### RECORDS SHOWN
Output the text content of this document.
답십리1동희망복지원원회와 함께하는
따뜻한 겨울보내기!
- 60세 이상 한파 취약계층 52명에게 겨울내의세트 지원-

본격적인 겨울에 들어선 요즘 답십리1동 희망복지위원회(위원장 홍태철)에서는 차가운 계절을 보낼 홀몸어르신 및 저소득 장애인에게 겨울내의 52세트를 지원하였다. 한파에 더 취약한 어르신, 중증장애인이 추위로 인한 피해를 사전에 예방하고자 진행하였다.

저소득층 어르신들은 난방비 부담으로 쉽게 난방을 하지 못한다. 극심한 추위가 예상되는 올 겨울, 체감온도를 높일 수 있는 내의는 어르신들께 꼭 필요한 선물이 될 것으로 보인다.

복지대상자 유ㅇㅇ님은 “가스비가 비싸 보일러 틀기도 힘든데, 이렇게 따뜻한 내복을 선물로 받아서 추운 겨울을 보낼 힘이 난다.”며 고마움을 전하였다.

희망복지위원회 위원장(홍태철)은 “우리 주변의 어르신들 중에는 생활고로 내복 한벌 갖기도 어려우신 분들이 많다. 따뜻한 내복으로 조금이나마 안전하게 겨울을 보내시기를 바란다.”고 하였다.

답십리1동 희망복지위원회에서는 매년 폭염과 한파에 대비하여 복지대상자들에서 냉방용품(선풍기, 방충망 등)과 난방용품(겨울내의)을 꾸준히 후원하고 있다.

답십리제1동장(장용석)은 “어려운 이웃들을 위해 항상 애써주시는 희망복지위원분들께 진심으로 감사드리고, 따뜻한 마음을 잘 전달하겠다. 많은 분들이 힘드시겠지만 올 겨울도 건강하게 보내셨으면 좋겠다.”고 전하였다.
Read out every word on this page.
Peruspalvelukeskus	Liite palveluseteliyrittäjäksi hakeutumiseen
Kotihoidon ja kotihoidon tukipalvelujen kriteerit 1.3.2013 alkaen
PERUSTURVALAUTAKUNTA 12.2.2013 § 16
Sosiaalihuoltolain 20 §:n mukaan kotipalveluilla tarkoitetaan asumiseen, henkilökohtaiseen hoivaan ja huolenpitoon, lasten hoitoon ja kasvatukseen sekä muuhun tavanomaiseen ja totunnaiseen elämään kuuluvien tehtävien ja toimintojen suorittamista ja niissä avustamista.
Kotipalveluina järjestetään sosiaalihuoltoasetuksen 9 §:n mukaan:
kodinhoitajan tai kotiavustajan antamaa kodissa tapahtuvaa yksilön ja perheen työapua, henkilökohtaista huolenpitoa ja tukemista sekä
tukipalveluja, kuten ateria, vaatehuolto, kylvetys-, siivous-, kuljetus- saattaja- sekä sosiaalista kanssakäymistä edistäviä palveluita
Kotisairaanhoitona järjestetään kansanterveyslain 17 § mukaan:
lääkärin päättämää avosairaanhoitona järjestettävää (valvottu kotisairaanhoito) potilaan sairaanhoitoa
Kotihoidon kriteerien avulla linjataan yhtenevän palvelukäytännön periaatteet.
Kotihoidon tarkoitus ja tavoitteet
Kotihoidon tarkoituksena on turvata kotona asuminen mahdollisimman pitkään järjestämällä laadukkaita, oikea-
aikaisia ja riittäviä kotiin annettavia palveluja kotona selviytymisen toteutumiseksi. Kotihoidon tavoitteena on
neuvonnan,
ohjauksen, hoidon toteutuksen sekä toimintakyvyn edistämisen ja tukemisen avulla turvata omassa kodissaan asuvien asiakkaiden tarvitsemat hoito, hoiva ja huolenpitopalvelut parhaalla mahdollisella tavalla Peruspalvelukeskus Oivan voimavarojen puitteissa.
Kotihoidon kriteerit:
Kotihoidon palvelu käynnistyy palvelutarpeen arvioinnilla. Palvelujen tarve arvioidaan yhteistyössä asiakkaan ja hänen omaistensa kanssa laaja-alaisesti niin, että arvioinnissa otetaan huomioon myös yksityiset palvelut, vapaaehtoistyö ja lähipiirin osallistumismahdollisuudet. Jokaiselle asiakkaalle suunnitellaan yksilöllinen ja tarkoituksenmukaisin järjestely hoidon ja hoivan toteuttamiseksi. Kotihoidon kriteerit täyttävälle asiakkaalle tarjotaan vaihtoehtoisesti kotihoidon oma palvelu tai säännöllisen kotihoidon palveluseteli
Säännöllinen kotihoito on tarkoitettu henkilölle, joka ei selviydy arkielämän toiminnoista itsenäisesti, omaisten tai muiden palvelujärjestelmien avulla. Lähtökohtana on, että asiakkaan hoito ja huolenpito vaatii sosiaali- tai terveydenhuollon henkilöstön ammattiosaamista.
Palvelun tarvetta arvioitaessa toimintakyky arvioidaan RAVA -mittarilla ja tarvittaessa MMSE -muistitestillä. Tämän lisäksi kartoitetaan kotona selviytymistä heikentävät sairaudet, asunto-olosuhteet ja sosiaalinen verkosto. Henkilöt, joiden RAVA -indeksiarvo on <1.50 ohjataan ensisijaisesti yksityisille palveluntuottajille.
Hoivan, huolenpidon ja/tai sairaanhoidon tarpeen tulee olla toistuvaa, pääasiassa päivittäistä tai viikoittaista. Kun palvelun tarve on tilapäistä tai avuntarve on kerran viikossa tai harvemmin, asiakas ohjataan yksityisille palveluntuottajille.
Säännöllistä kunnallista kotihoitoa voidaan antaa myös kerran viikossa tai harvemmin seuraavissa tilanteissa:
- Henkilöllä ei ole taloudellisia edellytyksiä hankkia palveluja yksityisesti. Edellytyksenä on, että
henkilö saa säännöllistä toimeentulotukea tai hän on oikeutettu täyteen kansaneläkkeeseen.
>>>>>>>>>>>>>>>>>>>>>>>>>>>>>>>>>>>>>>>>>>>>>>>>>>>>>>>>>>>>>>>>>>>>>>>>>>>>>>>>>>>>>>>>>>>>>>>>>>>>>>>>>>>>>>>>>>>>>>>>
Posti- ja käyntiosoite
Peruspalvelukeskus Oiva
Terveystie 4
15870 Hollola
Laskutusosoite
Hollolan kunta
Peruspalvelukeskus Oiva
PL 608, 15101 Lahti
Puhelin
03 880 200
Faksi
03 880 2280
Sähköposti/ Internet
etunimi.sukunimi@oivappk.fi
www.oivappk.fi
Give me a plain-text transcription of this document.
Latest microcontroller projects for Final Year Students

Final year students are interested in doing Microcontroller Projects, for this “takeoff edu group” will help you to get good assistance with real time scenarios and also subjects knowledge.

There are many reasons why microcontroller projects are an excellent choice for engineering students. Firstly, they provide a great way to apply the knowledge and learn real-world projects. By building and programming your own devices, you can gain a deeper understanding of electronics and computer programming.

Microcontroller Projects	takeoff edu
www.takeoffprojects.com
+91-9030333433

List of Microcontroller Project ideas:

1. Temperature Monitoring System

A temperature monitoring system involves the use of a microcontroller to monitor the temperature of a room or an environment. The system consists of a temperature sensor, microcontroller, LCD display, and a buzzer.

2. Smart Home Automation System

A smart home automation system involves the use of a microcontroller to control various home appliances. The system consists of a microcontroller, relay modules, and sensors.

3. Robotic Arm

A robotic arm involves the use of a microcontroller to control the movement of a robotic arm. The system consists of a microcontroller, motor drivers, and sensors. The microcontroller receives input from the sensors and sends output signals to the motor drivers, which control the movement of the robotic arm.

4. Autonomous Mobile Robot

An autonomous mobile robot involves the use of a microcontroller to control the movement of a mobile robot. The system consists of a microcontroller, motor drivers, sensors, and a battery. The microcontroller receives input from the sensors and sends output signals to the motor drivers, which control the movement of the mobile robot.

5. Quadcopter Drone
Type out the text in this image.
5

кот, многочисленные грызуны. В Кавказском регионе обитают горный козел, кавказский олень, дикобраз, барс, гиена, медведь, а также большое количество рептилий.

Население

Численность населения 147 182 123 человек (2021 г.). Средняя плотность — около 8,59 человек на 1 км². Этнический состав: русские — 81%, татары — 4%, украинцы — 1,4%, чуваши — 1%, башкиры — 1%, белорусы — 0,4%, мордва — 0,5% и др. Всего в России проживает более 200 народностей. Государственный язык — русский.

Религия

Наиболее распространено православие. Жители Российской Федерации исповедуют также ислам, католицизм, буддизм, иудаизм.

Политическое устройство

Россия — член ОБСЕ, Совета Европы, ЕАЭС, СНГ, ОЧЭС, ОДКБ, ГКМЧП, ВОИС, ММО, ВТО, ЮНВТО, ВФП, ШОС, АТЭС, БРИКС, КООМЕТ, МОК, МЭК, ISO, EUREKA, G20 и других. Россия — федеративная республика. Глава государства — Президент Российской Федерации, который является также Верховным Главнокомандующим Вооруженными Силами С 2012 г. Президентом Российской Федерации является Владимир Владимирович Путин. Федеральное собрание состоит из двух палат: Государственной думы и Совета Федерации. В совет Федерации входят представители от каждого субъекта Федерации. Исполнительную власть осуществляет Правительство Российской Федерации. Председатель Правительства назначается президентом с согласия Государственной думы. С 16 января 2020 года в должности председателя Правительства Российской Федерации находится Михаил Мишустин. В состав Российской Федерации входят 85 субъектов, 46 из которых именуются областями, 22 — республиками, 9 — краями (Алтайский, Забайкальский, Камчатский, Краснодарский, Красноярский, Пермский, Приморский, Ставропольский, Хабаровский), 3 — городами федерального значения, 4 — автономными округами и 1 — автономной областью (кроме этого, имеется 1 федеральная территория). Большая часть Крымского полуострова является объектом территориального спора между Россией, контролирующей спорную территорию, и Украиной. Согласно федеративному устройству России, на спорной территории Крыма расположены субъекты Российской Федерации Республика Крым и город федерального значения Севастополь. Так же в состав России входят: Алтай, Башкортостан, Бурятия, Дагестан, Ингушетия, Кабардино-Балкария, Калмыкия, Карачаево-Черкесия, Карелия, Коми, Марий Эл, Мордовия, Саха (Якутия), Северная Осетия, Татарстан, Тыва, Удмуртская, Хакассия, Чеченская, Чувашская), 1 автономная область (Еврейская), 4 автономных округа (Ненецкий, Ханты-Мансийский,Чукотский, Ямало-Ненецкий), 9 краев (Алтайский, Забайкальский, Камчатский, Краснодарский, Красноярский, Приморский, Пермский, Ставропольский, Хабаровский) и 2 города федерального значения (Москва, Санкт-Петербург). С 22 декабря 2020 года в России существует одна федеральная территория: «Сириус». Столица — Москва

### SHORT TASK
Look through the data and show every line containing "arvioidaan".

### PROBLEM SOLUTION
Kotihoidon palvelu käynnistyy palvelutarpeen arvioinnilla. Palvelujen tarve arvioidaan yhteistyössä asiakkaan ja hänen omaistensa kanssa laaja-alaisesti niin, että arvioinnissa otetaan huomioon myös yksityiset palvelut, vapaaehtoistyö ja lähipiirin osallistumismahdollisuudet. Jokaiselle asiakkaalle suunnitellaan yksilöllinen ja tarkoituksenmukaisin järjestely hoidon ja hoivan toteuttamiseksi. Kotihoidon kriteerit täyttävälle asiakkaalle tarjotaan vaihtoehtoisesti kotihoidon oma palvelu tai säännöllisen kotihoidon palveluseteli
Palvelun tarvetta arvioitaessa toimintakyky arvioidaan RAVA -mittarilla ja tarvittaessa MMSE -muistitestillä. Tämän lisäksi kartoitetaan kotona selviytymistä heikentävät sairaudet, asunto-olosuhteet ja sosiaalinen verkosto. Henkilöt, joiden RAVA -indeksiarvo on <1.50 ohjataan ensisijaisesti yksityisille palveluntuottajille.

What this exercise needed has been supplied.